**TASK INSTRUCTIONS**
From the records below, copy every line that contains the word "developing".

**RECORD EXCERPTS**
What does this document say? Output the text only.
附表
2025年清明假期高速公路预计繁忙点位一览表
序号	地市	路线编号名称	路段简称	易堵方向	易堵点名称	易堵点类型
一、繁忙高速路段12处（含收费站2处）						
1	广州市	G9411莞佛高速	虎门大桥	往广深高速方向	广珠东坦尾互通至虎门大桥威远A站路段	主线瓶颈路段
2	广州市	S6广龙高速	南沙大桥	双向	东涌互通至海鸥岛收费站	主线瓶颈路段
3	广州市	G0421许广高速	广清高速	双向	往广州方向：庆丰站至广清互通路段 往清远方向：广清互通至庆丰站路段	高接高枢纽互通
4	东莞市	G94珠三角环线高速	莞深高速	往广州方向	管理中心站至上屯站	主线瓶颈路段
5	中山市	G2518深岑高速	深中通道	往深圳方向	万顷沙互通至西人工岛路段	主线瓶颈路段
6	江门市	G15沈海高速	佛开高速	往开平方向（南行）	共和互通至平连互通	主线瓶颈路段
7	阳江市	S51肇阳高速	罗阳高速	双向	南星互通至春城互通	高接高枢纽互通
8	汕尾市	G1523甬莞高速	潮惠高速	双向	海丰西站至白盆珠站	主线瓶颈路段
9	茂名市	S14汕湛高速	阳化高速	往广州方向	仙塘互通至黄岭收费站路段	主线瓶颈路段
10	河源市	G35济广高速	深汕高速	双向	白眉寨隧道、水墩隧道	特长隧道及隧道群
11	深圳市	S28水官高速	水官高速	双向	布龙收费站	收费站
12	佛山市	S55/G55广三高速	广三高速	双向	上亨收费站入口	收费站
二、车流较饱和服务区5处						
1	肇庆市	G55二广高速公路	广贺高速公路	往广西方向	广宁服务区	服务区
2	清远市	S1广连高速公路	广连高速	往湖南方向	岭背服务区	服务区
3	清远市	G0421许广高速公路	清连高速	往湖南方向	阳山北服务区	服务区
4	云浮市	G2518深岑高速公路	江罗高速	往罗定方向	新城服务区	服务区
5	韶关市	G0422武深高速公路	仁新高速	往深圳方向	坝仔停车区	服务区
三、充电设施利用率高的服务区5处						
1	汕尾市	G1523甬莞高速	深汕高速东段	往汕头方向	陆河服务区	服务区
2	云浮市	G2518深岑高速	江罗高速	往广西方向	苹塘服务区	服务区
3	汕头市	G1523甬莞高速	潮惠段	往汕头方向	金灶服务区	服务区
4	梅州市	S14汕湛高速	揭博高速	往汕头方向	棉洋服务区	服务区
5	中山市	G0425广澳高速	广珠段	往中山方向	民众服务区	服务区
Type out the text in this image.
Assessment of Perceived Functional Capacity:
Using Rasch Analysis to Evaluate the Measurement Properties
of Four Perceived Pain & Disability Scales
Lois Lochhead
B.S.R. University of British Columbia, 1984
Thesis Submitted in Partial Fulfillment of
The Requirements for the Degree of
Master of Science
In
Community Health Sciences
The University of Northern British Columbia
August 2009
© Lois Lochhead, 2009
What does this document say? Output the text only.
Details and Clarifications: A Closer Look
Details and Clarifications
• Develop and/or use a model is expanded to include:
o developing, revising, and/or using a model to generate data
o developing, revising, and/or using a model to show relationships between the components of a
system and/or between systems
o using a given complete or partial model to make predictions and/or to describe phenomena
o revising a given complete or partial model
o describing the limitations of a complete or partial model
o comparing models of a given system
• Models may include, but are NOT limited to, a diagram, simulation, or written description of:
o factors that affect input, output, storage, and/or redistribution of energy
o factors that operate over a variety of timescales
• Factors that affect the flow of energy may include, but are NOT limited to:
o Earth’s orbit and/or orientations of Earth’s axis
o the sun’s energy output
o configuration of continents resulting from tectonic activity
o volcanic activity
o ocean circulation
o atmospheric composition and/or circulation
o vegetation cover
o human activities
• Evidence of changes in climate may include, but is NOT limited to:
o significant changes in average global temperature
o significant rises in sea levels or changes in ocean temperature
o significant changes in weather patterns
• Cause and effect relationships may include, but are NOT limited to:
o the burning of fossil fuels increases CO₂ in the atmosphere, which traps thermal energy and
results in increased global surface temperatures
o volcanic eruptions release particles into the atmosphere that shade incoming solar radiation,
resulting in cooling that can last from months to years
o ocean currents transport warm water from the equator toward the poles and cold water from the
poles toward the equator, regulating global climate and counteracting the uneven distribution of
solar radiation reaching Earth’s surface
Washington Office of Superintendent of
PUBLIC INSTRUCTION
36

**RESULT OF THE EXERCISE**
o developing, revising, and/or using a model to generate data
o developing, revising, and/or using a model to show relationships between the components of a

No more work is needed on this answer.